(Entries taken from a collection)
** start **

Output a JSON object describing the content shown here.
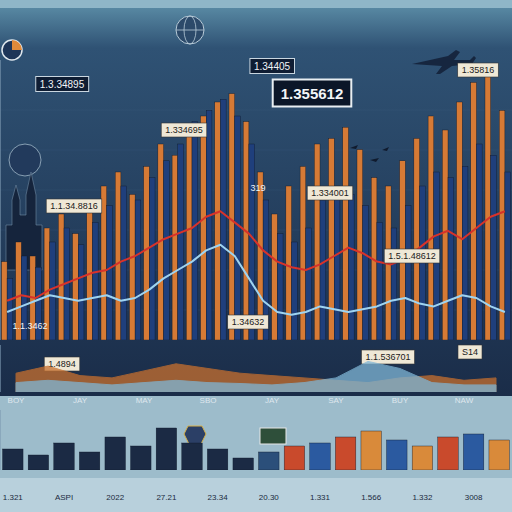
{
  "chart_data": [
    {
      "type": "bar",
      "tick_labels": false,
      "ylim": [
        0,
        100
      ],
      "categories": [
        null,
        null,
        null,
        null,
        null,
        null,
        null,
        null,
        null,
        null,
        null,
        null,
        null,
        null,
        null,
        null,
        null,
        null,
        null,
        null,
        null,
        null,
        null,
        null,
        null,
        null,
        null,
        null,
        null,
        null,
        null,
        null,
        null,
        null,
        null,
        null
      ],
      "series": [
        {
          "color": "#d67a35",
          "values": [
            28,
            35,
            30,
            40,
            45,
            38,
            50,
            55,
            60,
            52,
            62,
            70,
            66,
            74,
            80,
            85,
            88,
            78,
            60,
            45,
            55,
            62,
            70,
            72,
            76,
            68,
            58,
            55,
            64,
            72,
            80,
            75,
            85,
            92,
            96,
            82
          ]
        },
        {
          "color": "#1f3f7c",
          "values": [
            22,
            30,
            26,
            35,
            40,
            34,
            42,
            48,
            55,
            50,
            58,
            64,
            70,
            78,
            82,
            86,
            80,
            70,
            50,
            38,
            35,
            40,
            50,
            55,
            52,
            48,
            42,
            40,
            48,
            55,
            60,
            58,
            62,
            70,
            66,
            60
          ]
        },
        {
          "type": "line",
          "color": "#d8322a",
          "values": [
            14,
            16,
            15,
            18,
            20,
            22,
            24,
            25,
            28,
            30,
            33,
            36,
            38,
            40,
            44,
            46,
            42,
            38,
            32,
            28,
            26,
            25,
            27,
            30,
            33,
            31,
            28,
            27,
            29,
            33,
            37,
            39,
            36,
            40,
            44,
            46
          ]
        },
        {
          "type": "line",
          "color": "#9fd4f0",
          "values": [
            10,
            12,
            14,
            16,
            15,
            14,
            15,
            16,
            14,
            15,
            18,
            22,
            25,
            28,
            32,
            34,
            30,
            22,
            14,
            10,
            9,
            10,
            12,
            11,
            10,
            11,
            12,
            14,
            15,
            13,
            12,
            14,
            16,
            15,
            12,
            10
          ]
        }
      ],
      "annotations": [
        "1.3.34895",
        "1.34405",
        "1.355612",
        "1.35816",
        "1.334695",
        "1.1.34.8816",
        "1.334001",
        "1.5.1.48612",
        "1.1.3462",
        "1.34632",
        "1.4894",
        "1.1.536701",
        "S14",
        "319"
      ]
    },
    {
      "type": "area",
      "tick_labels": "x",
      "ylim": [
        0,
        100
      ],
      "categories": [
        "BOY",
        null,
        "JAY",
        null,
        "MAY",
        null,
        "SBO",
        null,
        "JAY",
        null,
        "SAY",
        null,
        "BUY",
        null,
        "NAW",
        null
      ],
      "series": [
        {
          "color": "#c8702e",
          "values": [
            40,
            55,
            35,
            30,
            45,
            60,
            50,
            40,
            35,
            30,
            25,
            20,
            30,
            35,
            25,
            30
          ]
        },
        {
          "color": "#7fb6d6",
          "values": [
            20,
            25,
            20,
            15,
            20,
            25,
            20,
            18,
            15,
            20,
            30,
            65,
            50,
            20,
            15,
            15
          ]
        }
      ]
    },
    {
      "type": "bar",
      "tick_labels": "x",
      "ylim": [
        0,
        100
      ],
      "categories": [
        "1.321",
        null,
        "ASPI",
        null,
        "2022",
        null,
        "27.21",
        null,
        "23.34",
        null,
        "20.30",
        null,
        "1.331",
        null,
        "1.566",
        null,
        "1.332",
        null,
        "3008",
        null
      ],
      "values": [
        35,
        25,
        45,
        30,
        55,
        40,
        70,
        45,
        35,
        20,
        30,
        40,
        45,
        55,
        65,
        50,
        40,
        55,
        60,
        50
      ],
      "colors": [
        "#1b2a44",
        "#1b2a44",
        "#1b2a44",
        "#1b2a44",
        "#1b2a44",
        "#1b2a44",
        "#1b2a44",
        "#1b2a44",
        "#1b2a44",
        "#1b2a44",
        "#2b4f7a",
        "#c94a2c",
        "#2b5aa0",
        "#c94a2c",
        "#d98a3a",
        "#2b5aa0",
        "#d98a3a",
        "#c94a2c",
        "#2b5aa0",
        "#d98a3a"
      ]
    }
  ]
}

** end **

(What the task requires)
In your copy, repeat each record exactly and include no pictures.

(Result below)
Output a JSON object describing the content shown here.
{
  "chart_data": [
    {
      "type": "bar",
      "tick_labels": false,
      "ylim": [
        0,
        100
      ],
      "categories": [
        null,
        null,
        null,
        null,
        null,
        null,
        null,
        null,
        null,
        null,
        null,
        null,
        null,
        null,
        null,
        null,
        null,
        null,
        null,
        null,
        null,
        null,
        null,
        null,
        null,
        null,
        null,
        null,
        null,
        null,
        null,
        null,
        null,
        null,
        null,
        null
      ],
      "series": [
        {
          "color": "#d67a35",
          "values": [
            28,
            35,
            30,
            40,
            45,
            38,
            50,
            55,
            60,
            52,
            62,
            70,
            66,
            74,
            80,
            85,
            88,
            78,
            60,
            45,
            55,
            62,
            70,
            72,
            76,
            68,
            58,
            55,
            64,
            72,
            80,
            75,
            85,
            92,
            96,
            82
          ]
        },
        {
          "color": "#1f3f7c",
          "values": [
            22,
            30,
            26,
            35,
            40,
            34,
            42,
            48,
            55,
            50,
            58,
            64,
            70,
            78,
            82,
            86,
            80,
            70,
            50,
            38,
            35,
            40,
            50,
            55,
            52,
            48,
            42,
            40,
            48,
            55,
            60,
            58,
            62,
            70,
            66,
            60
          ]
        },
        {
          "type": "line",
          "color": "#d8322a",
          "values": [
            14,
            16,
            15,
            18,
            20,
            22,
            24,
            25,
            28,
            30,
            33,
            36,
            38,
            40,
            44,
            46,
            42,
            38,
            32,
            28,
            26,
            25,
            27,
            30,
            33,
            31,
            28,
            27,
            29,
            33,
            37,
            39,
            36,
            40,
            44,
            46
          ]
        },
        {
          "type": "line",
          "color": "#9fd4f0",
          "values": [
            10,
            12,
            14,
            16,
            15,
            14,
            15,
            16,
            14,
            15,
            18,
            22,
            25,
            28,
            32,
            34,
            30,
            22,
            14,
            10,
            9,
            10,
            12,
            11,
            10,
            11,
            12,
            14,
            15,
            13,
            12,
            14,
            16,
            15,
            12,
            10
          ]
        }
      ],
      "annotations": [
        "1.3.34895",
        "1.34405",
        "1.355612",
        "1.35816",
        "1.334695",
        "1.1.34.8816",
        "1.334001",
        "1.5.1.48612",
        "1.1.3462",
        "1.34632",
        "1.4894",
        "1.1.536701",
        "S14",
        "319"
      ]
    },
    {
      "type": "area",
      "tick_labels": "x",
      "ylim": [
        0,
        100
      ],
      "categories": [
        "BOY",
        null,
        "JAY",
        null,
        "MAY",
        null,
        "SBO",
        null,
        "JAY",
        null,
        "SAY",
        null,
        "BUY",
        null,
        "NAW",
        null
      ],
      "series": [
        {
          "color": "#c8702e",
          "values": [
            40,
            55,
            35,
            30,
            45,
            60,
            50,
            40,
            35,
            30,
            25,
            20,
            30,
            35,
            25,
            30
          ]
        },
        {
          "color": "#7fb6d6",
          "values": [
            20,
            25,
            20,
            15,
            20,
            25,
            20,
            18,
            15,
            20,
            30,
            65,
            50,
            20,
            15,
            15
          ]
        }
      ]
    },
    {
      "type": "bar",
      "tick_labels": "x",
      "ylim": [
        0,
        100
      ],
      "categories": [
        "1.321",
        null,
        "ASPI",
        null,
        "2022",
        null,
        "27.21",
        null,
        "23.34",
        null,
        "20.30",
        null,
        "1.331",
        null,
        "1.566",
        null,
        "1.332",
        null,
        "3008",
        null
      ],
      "values": [
        35,
        25,
        45,
        30,
        55,
        40,
        70,
        45,
        35,
        20,
        30,
        40,
        45,
        55,
        65,
        50,
        40,
        55,
        60,
        50
      ],
      "colors": [
        "#1b2a44",
        "#1b2a44",
        "#1b2a44",
        "#1b2a44",
        "#1b2a44",
        "#1b2a44",
        "#1b2a44",
        "#1b2a44",
        "#1b2a44",
        "#1b2a44",
        "#2b4f7a",
        "#c94a2c",
        "#2b5aa0",
        "#c94a2c",
        "#d98a3a",
        "#2b5aa0",
        "#d98a3a",
        "#c94a2c",
        "#2b5aa0",
        "#d98a3a"
      ]
    }
  ]
}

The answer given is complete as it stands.